# [What you should do]
Quote the listing below in its entirety, omitting every image.

——

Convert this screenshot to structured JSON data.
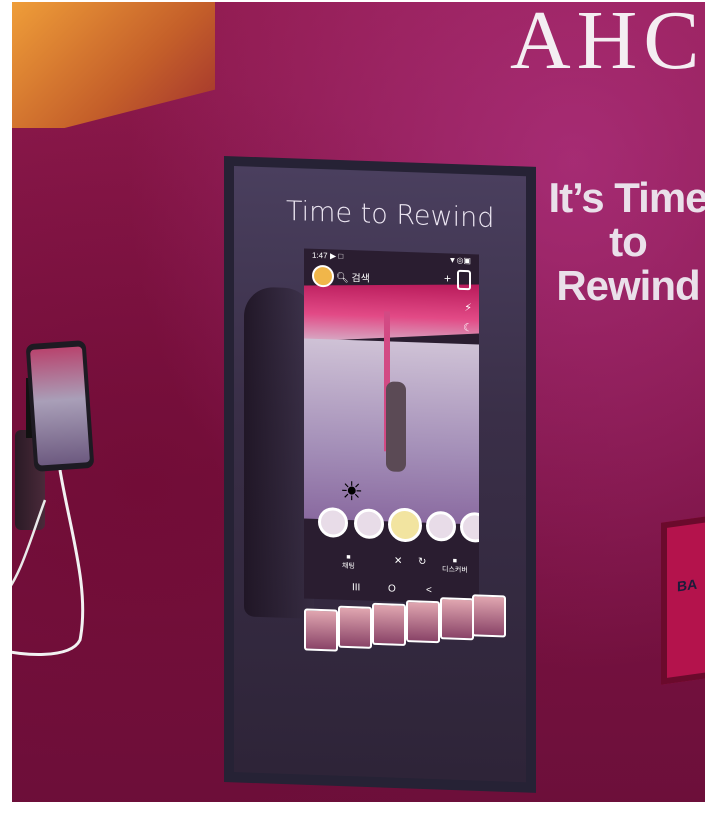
{
  "scene": {
    "wall_brand": "AHC",
    "side_text": [
      "It’s Time",
      "to",
      "Rewind"
    ],
    "card_text": "BA"
  },
  "mirror": {
    "title": "Time to Rewind"
  },
  "screen": {
    "status_time": "1:47",
    "status_icons": "▶ □",
    "status_system": "▼◎▣",
    "search_label": "검색",
    "left_label": "채팅",
    "right_label": "디스커버",
    "nav_recents": "III",
    "nav_home": "O",
    "nav_back": "<"
  },
  "colors": {
    "wall": "#8a1647",
    "accent_pink": "#d24a84",
    "frame": "#262235"
  }
}
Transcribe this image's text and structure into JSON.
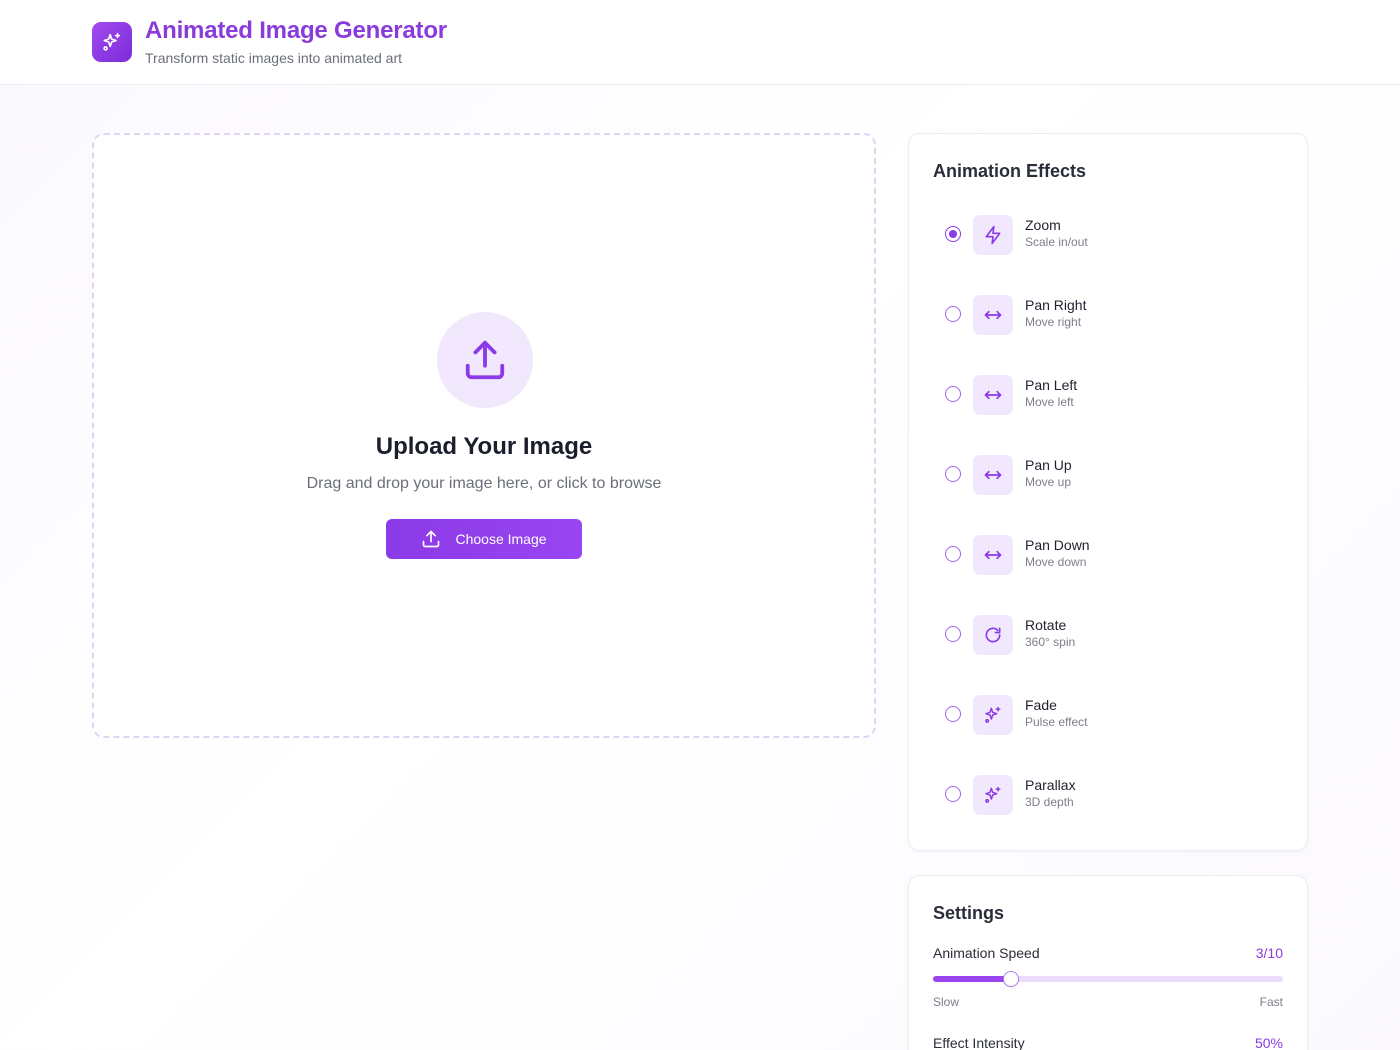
{
  "header": {
    "title": "Animated Image Generator",
    "subtitle": "Transform static images into animated art",
    "logo_icon": "sparkles-icon"
  },
  "upload": {
    "icon": "upload-icon",
    "title": "Upload Your Image",
    "description": "Drag and drop your image here, or click to browse",
    "button_label": "Choose Image"
  },
  "effects": {
    "title": "Animation Effects",
    "selected": "Zoom",
    "items": [
      {
        "name": "Zoom",
        "desc": "Scale in/out",
        "icon": "zap-icon",
        "checked": true
      },
      {
        "name": "Pan Right",
        "desc": "Move right",
        "icon": "arrows-horizontal-icon",
        "checked": false
      },
      {
        "name": "Pan Left",
        "desc": "Move left",
        "icon": "arrows-horizontal-icon",
        "checked": false
      },
      {
        "name": "Pan Up",
        "desc": "Move up",
        "icon": "arrows-horizontal-icon",
        "checked": false
      },
      {
        "name": "Pan Down",
        "desc": "Move down",
        "icon": "arrows-horizontal-icon",
        "checked": false
      },
      {
        "name": "Rotate",
        "desc": "360° spin",
        "icon": "rotate-icon",
        "checked": false
      },
      {
        "name": "Fade",
        "desc": "Pulse effect",
        "icon": "sparkles-icon",
        "checked": false
      },
      {
        "name": "Parallax",
        "desc": "3D depth",
        "icon": "sparkles-icon",
        "checked": false
      }
    ]
  },
  "settings": {
    "title": "Settings",
    "speed": {
      "label": "Animation Speed",
      "value_text": "3/10",
      "value": 3,
      "max": 10,
      "min_label": "Slow",
      "max_label": "Fast"
    },
    "intensity": {
      "label": "Effect Intensity",
      "value_text": "50%"
    }
  },
  "colors": {
    "accent": "#8a3ae6",
    "accent_light": "#f1e8fd",
    "text": "#1f2230",
    "muted": "#6b6f7b"
  }
}
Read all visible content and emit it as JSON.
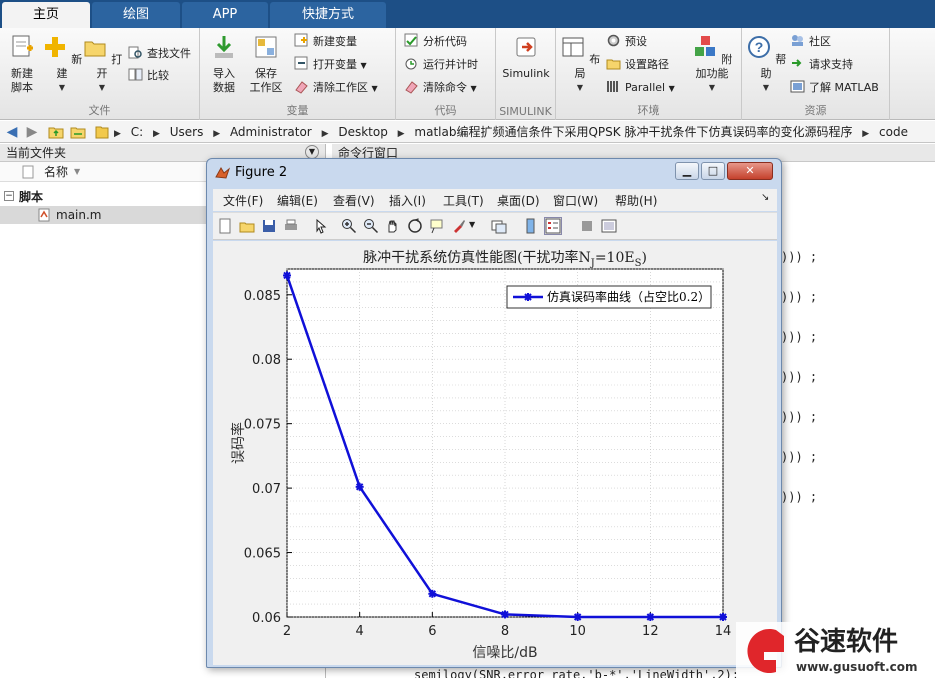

——

# [Finished task]
Convert this screenshot to structured JSON data.
{
  "scene": {
    "wall_brand": "AHC",
    "side_text": [
      "It’s Time",
      "to",
      "Rewind"
    ],
    "card_text": "BA"
  },
  "mirror": {
    "title": "Time to Rewind"
  },
  "screen": {
    "status_time": "1:47",
    "status_icons": "▶ □",
    "status_system": "▼◎▣",
    "search_label": "검색",
    "left_label": "채팅",
    "right_label": "디스커버",
    "nav_recents": "III",
    "nav_home": "O",
    "nav_back": "<"
  },
  "colors": {
    "wall": "#8a1647",
    "accent_pink": "#d24a84",
    "frame": "#262235"
  }
}
Transcribe this image's text and structure into JSON.
{
  "header": {
    "title": "Animated Image Generator",
    "subtitle": "Transform static images into animated art",
    "logo_icon": "sparkles-icon"
  },
  "upload": {
    "icon": "upload-icon",
    "title": "Upload Your Image",
    "description": "Drag and drop your image here, or click to browse",
    "button_label": "Choose Image"
  },
  "effects": {
    "title": "Animation Effects",
    "selected": "Zoom",
    "items": [
      {
        "name": "Zoom",
        "desc": "Scale in/out",
        "icon": "zap-icon",
        "checked": true
      },
      {
        "name": "Pan Right",
        "desc": "Move right",
        "icon": "arrows-horizontal-icon",
        "checked": false
      },
      {
        "name": "Pan Left",
        "desc": "Move left",
        "icon": "arrows-horizontal-icon",
        "checked": false
      },
      {
        "name": "Pan Up",
        "desc": "Move up",
        "icon": "arrows-horizontal-icon",
        "checked": false
      },
      {
        "name": "Pan Down",
        "desc": "Move down",
        "icon": "arrows-horizontal-icon",
        "checked": false
      },
      {
        "name": "Rotate",
        "desc": "360° spin",
        "icon": "rotate-icon",
        "checked": false
      },
      {
        "name": "Fade",
        "desc": "Pulse effect",
        "icon": "sparkles-icon",
        "checked": false
      },
      {
        "name": "Parallax",
        "desc": "3D depth",
        "icon": "sparkles-icon",
        "checked": false
      }
    ]
  },
  "settings": {
    "title": "Settings",
    "speed": {
      "label": "Animation Speed",
      "value_text": "3/10",
      "value": 3,
      "max": 10,
      "min_label": "Slow",
      "max_label": "Fast"
    },
    "intensity": {
      "label": "Effect Intensity",
      "value_text": "50%"
    }
  },
  "colors": {
    "accent": "#8a3ae6",
    "accent_light": "#f1e8fd",
    "text": "#1f2230",
    "muted": "#6b6f7b"
  }
}
Read all visible content and emit it as JSON.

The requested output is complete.